■ **Input**:
========================================================================

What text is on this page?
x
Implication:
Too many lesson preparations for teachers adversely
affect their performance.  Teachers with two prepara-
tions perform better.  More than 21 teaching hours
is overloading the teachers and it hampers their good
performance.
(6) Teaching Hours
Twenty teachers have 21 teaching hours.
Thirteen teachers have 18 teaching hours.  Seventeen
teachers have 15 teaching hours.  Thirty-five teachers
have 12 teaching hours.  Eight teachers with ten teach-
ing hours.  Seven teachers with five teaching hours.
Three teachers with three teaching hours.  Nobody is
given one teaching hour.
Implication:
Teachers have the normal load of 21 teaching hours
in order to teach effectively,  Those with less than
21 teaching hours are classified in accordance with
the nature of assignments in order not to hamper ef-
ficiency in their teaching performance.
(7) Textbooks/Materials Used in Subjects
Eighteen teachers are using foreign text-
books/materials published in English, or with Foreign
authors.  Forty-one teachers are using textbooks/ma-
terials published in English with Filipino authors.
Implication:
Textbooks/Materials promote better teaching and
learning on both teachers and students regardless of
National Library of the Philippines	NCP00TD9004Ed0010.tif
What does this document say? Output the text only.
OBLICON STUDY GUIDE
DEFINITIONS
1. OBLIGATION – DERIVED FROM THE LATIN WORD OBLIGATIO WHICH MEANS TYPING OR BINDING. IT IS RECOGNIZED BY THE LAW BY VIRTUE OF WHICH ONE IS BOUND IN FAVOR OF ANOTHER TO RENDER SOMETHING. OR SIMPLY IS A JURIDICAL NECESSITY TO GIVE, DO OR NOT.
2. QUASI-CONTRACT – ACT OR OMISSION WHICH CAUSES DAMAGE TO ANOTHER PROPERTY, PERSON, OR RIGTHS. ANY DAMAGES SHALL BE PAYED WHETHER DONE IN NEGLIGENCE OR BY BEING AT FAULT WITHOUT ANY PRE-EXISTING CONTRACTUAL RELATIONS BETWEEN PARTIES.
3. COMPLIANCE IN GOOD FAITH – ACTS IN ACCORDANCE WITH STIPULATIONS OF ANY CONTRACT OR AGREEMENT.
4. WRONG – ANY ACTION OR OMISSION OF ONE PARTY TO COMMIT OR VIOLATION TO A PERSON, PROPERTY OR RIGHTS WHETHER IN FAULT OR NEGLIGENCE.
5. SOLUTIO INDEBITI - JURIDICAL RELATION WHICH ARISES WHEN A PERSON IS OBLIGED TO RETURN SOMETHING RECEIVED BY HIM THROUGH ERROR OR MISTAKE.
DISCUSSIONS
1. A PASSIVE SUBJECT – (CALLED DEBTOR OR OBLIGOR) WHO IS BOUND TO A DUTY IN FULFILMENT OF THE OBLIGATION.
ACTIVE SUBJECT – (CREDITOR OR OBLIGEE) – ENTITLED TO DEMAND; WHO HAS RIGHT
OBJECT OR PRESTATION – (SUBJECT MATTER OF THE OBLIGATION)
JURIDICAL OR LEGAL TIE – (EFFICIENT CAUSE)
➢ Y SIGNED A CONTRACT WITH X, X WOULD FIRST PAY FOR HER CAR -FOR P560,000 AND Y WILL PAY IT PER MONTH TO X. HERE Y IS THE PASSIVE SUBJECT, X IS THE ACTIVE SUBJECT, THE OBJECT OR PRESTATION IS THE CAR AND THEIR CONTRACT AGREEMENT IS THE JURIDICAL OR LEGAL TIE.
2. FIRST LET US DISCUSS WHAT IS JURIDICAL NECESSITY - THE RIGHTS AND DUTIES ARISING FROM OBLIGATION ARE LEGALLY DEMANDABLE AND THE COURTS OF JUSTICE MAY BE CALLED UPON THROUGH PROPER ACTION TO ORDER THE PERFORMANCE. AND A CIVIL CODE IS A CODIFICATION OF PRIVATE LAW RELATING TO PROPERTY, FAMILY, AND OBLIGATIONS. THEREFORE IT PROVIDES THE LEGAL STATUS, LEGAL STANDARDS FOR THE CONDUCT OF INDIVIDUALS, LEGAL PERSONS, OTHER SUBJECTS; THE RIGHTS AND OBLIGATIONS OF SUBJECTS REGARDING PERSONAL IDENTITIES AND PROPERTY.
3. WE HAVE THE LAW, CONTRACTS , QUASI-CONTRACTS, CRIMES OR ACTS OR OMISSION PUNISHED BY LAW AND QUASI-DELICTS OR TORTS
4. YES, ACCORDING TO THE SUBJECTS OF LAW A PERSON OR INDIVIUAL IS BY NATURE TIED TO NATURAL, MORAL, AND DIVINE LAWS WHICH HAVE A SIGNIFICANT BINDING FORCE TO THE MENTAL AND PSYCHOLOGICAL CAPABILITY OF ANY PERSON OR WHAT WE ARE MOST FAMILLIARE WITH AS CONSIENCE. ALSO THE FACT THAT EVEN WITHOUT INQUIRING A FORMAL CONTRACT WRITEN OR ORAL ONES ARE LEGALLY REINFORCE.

========================================================================

Nothing may be left out: return each entry exactly as it reads.

■ **The answer**:
What text is on this page?
x
Implication:
Too many lesson preparations for teachers adversely
affect their performance.  Teachers with two prepara-
tions perform better.  More than 21 teaching hours
is overloading the teachers and it hampers their good
performance.
(6) Teaching Hours
Twenty teachers have 21 teaching hours.
Thirteen teachers have 18 teaching hours.  Seventeen
teachers have 15 teaching hours.  Thirty-five teachers
have 12 teaching hours.  Eight teachers with ten teach-
ing hours.  Seven teachers with five teaching hours.
Three teachers with three teaching hours.  Nobody is
given one teaching hour.
Implication:
Teachers have the normal load of 21 teaching hours
in order to teach effectively,  Those with less than
21 teaching hours are classified in accordance with
the nature of assignments in order not to hamper ef-
ficiency in their teaching performance.
(7) Textbooks/Materials Used in Subjects
Eighteen teachers are using foreign text-
books/materials published in English, or with Foreign
authors.  Forty-one teachers are using textbooks/ma-
terials published in English with Filipino authors.
Implication:
Textbooks/Materials promote better teaching and
learning on both teachers and students regardless of
National Library of the Philippines	NCP00TD9004Ed0010.tif
What does this document say? Output the text only.
OBLICON STUDY GUIDE
DEFINITIONS
1. OBLIGATION – DERIVED FROM THE LATIN WORD OBLIGATIO WHICH MEANS TYPING OR BINDING. IT IS RECOGNIZED BY THE LAW BY VIRTUE OF WHICH ONE IS BOUND IN FAVOR OF ANOTHER TO RENDER SOMETHING. OR SIMPLY IS A JURIDICAL NECESSITY TO GIVE, DO OR NOT.
2. QUASI-CONTRACT – ACT OR OMISSION WHICH CAUSES DAMAGE TO ANOTHER PROPERTY, PERSON, OR RIGTHS. ANY DAMAGES SHALL BE PAYED WHETHER DONE IN NEGLIGENCE OR BY BEING AT FAULT WITHOUT ANY PRE-EXISTING CONTRACTUAL RELATIONS BETWEEN PARTIES.
3. COMPLIANCE IN GOOD FAITH – ACTS IN ACCORDANCE WITH STIPULATIONS OF ANY CONTRACT OR AGREEMENT.
4. WRONG – ANY ACTION OR OMISSION OF ONE PARTY TO COMMIT OR VIOLATION TO A PERSON, PROPERTY OR RIGHTS WHETHER IN FAULT OR NEGLIGENCE.
5. SOLUTIO INDEBITI - JURIDICAL RELATION WHICH ARISES WHEN A PERSON IS OBLIGED TO RETURN SOMETHING RECEIVED BY HIM THROUGH ERROR OR MISTAKE.
DISCUSSIONS
1. A PASSIVE SUBJECT – (CALLED DEBTOR OR OBLIGOR) WHO IS BOUND TO A DUTY IN FULFILMENT OF THE OBLIGATION.
ACTIVE SUBJECT – (CREDITOR OR OBLIGEE) – ENTITLED TO DEMAND; WHO HAS RIGHT
OBJECT OR PRESTATION – (SUBJECT MATTER OF THE OBLIGATION)
JURIDICAL OR LEGAL TIE – (EFFICIENT CAUSE)
➢ Y SIGNED A CONTRACT WITH X, X WOULD FIRST PAY FOR HER CAR -FOR P560,000 AND Y WILL PAY IT PER MONTH TO X. HERE Y IS THE PASSIVE SUBJECT, X IS THE ACTIVE SUBJECT, THE OBJECT OR PRESTATION IS THE CAR AND THEIR CONTRACT AGREEMENT IS THE JURIDICAL OR LEGAL TIE.
2. FIRST LET US DISCUSS WHAT IS JURIDICAL NECESSITY - THE RIGHTS AND DUTIES ARISING FROM OBLIGATION ARE LEGALLY DEMANDABLE AND THE COURTS OF JUSTICE MAY BE CALLED UPON THROUGH PROPER ACTION TO ORDER THE PERFORMANCE. AND A CIVIL CODE IS A CODIFICATION OF PRIVATE LAW RELATING TO PROPERTY, FAMILY, AND OBLIGATIONS. THEREFORE IT PROVIDES THE LEGAL STATUS, LEGAL STANDARDS FOR THE CONDUCT OF INDIVIDUALS, LEGAL PERSONS, OTHER SUBJECTS; THE RIGHTS AND OBLIGATIONS OF SUBJECTS REGARDING PERSONAL IDENTITIES AND PROPERTY.
3. WE HAVE THE LAW, CONTRACTS , QUASI-CONTRACTS, CRIMES OR ACTS OR OMISSION PUNISHED BY LAW AND QUASI-DELICTS OR TORTS
4. YES, ACCORDING TO THE SUBJECTS OF LAW A PERSON OR INDIVIUAL IS BY NATURE TIED TO NATURAL, MORAL, AND DIVINE LAWS WHICH HAVE A SIGNIFICANT BINDING FORCE TO THE MENTAL AND PSYCHOLOGICAL CAPABILITY OF ANY PERSON OR WHAT WE ARE MOST FAMILLIARE WITH AS CONSIENCE. ALSO THE FACT THAT EVEN WITHOUT INQUIRING A FORMAL CONTRACT WRITEN OR ORAL ONES ARE LEGALLY REINFORCE.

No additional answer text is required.